Because OpenPKG has been on the deprecation path for two years now and no future release will use it, there won’t be the same smooth upgrade possibility. So we felt that one clean break is better than two successive ones over a few years and already did a lot of the cleanup of LDAP idiosyncrasies we had on our radar for some time. This has happened in the 2.4 experimental branch already, but as a result the old web admin interface which was hard-coded against the LDAP schema no longer works. Now of course one could try to hard-code it against a new schema. But then that would be a lot of effort for very little gain.

Knowing that we had reached the end of the line for incremental updates, it was time to jump.

That is why our next community release will be Kolab Server 3.0 as announced last week on our development list. Allow me to give you a little bit of an overview.

Towards new horizons

There will be a couple of under-the-hood changes for Kolab 3.0, and some very visible ones. A lot of work under the hood has already been prepared or begun on the grounds of the Kolab Enhancement Process (KEP) which has produced some pretty good output so far. These address capabilities in the format, as well as updates to match a technological world that has been evolving fast.
..........
» **PARTS OF THE EXERCISE**
a: Transcribe the part of the Kolab Server 3.0 passage starting at "That is why" and ending at "of an overview.".
b: Carry the Kolab Server 3.0 passage forward from its last sentence.
..........
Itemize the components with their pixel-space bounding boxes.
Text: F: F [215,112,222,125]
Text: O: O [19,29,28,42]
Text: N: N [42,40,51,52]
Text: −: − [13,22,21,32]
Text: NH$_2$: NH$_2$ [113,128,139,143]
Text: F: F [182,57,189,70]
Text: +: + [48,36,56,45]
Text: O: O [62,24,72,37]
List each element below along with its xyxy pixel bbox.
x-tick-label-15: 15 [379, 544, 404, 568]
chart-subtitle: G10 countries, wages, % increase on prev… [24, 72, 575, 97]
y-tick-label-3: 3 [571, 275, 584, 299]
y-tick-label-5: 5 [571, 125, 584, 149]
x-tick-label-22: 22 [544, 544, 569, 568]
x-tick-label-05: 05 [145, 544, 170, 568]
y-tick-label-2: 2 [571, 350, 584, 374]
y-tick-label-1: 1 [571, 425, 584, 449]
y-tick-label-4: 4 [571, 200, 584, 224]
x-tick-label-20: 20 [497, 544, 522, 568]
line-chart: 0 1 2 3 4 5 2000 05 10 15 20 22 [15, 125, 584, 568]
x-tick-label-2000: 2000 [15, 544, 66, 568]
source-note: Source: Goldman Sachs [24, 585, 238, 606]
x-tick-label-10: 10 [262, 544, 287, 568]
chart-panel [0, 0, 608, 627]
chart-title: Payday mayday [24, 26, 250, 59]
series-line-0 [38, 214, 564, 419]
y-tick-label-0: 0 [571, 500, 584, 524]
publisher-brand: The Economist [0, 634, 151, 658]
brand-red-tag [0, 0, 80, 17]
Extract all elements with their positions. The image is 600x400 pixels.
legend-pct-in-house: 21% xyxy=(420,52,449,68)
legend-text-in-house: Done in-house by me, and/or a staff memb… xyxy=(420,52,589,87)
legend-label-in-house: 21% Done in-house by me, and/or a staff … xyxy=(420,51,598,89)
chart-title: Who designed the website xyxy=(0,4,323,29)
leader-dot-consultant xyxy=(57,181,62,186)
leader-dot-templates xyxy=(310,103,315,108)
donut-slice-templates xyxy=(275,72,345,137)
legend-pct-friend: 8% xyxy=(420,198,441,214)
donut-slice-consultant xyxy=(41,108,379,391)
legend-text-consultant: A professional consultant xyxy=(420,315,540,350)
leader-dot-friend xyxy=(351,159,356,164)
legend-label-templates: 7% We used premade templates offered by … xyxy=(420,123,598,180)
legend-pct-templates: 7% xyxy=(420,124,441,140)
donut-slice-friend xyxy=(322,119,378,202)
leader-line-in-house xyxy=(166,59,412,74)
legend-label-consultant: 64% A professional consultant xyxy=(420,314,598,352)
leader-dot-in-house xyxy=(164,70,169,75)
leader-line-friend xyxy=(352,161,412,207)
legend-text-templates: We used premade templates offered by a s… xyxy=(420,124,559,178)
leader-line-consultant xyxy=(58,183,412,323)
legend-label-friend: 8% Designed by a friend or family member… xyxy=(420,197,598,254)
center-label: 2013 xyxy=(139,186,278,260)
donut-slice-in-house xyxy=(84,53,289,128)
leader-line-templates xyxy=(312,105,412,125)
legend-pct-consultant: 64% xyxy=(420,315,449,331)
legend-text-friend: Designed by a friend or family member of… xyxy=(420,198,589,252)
..........
» **SOLVED PROBLEMS**
a:
That is why our next community release will be Kolab Server 3.0 as announced last week on our development list. Allow me to give you a little bit of an overview.

b:
Under the hood

When Kolab started using IMAP as a NoSQL storage data base, this concept was not all that well understood by many people, and IMAP itself had only just begun lending itself to this kind of approach through the ANNOTATEMORE draft RFC. This is what Kolab has been using up and until version 2.3, but since this draft has long expired and has become RFC 5464 – The IMAP METADATA Extension, it is time to finally lay ANNOTATEMORE to rest. With KEP 9, we also introduce per-message meta data based on RFC 5257 – Internet Message Access Protocol – ANNOTATE Extension for which we have some plans that will hopefully become clear after the 3.0 release.

More importantly, we are giving the Kolab XML Format & Specification a fairly comprehensive overhaul based on a wide range of customer experience and also because the RFC process has completed two fairly important RFCs for us this year: RFC 6321 xCal: The XML Format for iCalendar and RFC 6351 xCard: vCard XML Representation. These will be the basis of our new Event, Task & Address book objects.

The entire format will be described in normative XSD, the code generated & provided through an API with language bindings for a wide variety of programming languages, making it easier than ever to write a Kolab client. This effort is led by Christian Mollekopf, who has prepared a KEP for the specification, and provided a good summary on the why’s and how’s of this approach, which came out of a community consultation process that took place on the kolab-format mailing list.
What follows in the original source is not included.